- [Task to carry out]: Search the data for the word "является". Reproduce every line where it is found.

##### Data supplied

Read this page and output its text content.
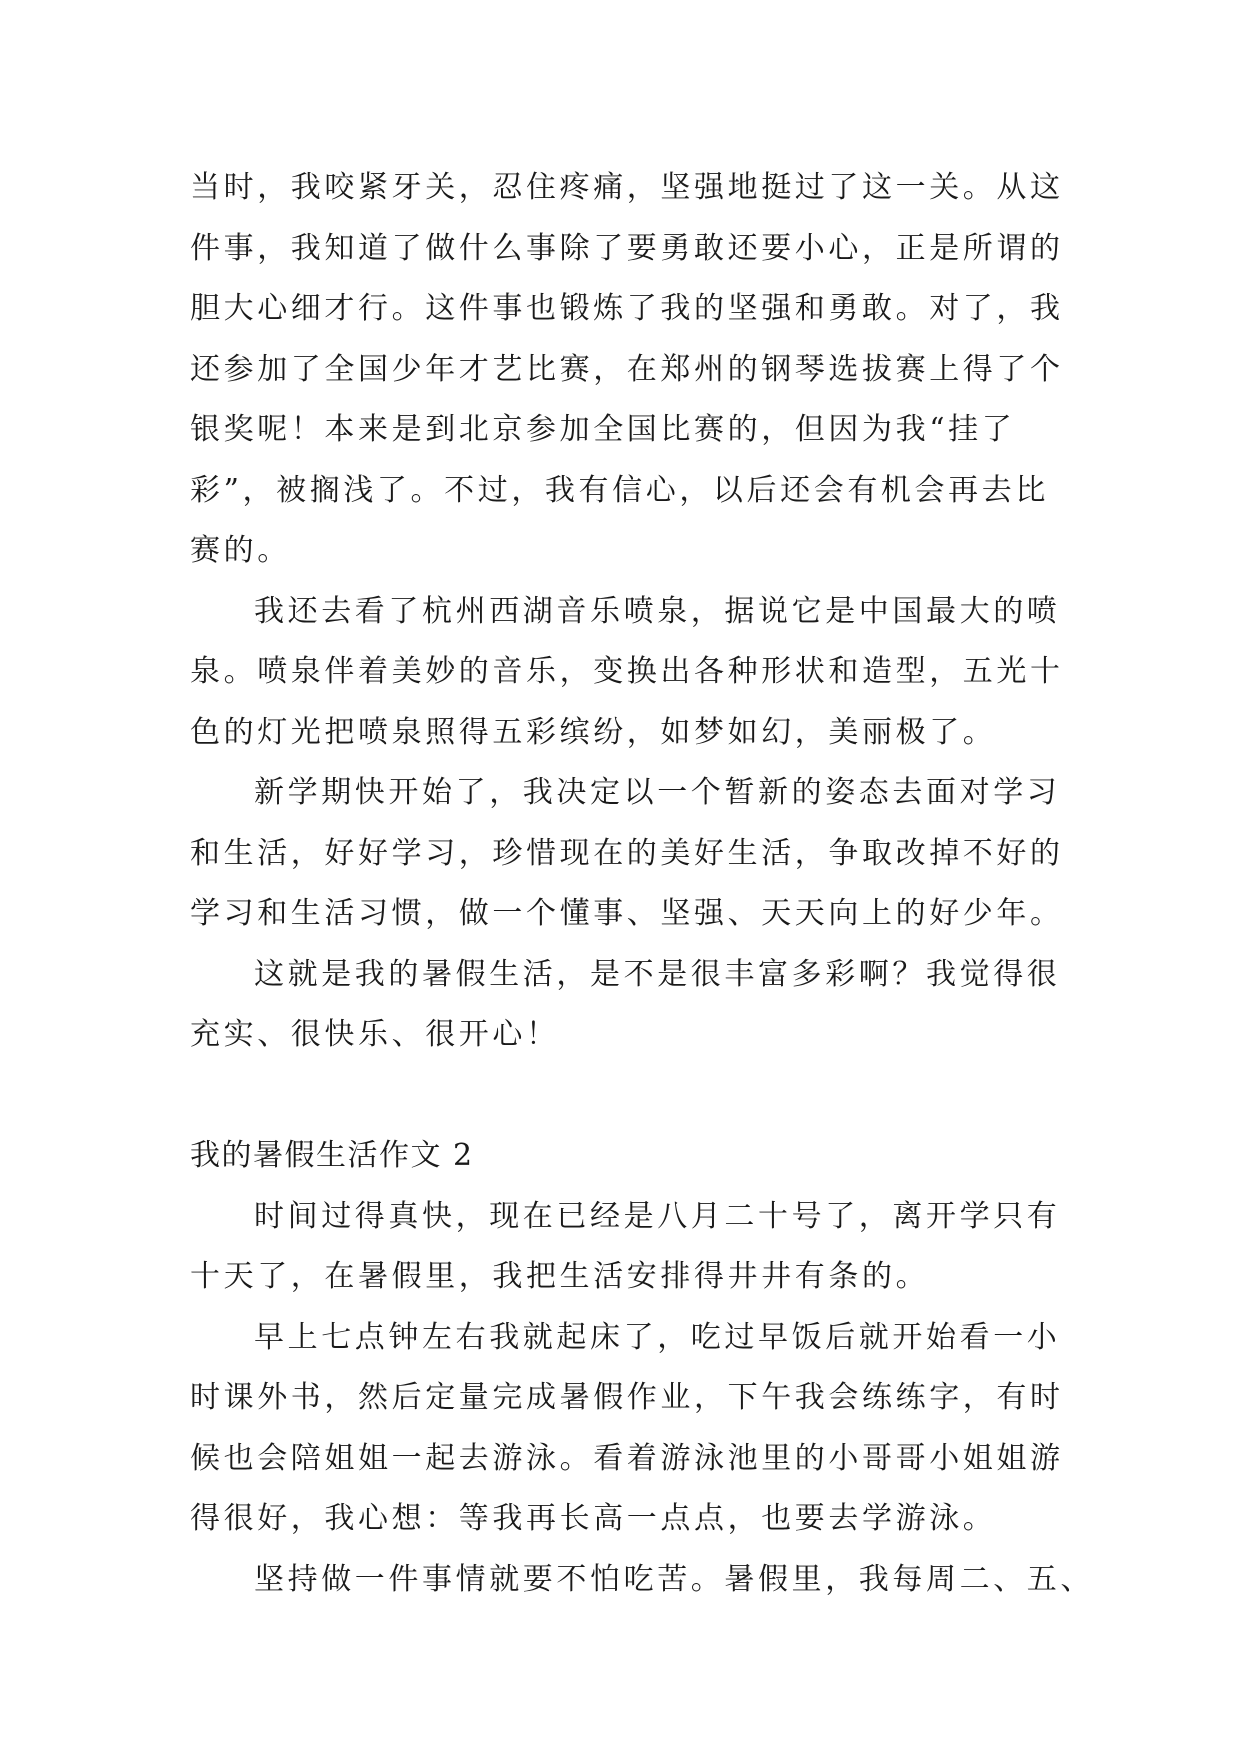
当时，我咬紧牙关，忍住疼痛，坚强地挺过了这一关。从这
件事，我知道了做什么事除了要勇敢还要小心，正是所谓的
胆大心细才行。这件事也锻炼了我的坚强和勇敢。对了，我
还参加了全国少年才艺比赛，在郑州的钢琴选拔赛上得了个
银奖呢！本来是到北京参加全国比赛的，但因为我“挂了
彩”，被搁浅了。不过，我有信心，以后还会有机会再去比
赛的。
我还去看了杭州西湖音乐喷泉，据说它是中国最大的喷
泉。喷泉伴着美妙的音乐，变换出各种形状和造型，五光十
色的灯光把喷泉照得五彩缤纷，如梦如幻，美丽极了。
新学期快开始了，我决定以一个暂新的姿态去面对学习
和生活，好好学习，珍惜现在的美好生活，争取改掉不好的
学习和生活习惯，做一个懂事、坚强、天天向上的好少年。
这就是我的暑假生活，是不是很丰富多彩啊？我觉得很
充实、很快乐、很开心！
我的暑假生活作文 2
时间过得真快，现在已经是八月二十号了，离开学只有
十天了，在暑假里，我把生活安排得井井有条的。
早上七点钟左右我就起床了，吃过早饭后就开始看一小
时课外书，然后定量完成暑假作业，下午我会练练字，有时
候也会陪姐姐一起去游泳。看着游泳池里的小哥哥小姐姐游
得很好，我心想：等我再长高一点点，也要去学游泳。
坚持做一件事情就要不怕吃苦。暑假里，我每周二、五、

##########
##### Data supplied

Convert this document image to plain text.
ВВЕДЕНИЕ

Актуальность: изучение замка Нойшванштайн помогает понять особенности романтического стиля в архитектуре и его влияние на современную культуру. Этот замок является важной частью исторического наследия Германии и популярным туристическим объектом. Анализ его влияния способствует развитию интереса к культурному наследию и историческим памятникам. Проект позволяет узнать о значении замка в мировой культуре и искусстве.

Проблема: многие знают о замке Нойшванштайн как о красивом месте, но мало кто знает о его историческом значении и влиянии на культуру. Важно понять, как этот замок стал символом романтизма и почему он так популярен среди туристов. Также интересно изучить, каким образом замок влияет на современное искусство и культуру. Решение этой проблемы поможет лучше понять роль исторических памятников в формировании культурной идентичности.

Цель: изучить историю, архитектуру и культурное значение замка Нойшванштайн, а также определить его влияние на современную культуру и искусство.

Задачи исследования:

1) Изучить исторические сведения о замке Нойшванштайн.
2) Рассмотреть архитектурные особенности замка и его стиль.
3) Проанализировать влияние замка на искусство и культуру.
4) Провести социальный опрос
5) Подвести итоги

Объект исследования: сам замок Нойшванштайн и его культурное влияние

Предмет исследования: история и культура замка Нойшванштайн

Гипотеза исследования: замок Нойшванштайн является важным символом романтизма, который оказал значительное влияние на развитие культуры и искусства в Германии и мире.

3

##########

- [Answer to this task]:
Актуальность: изучение замка Нойшванштайн помогает понять особенности романтического стиля в архитектуре и его влияние на современную культуру. Этот замок является важной частью исторического наследия Германии и популярным туристическим объектом. Анализ его влияния способствует развитию интереса к культурному наследию и историческим памятникам. Проект позволяет узнать о значении замка в мировой культуре и искусстве.
Гипотеза исследования: замок Нойшванштайн является важным символом романтизма, который оказал значительное влияние на развитие культуры и искусства в Германии и мире.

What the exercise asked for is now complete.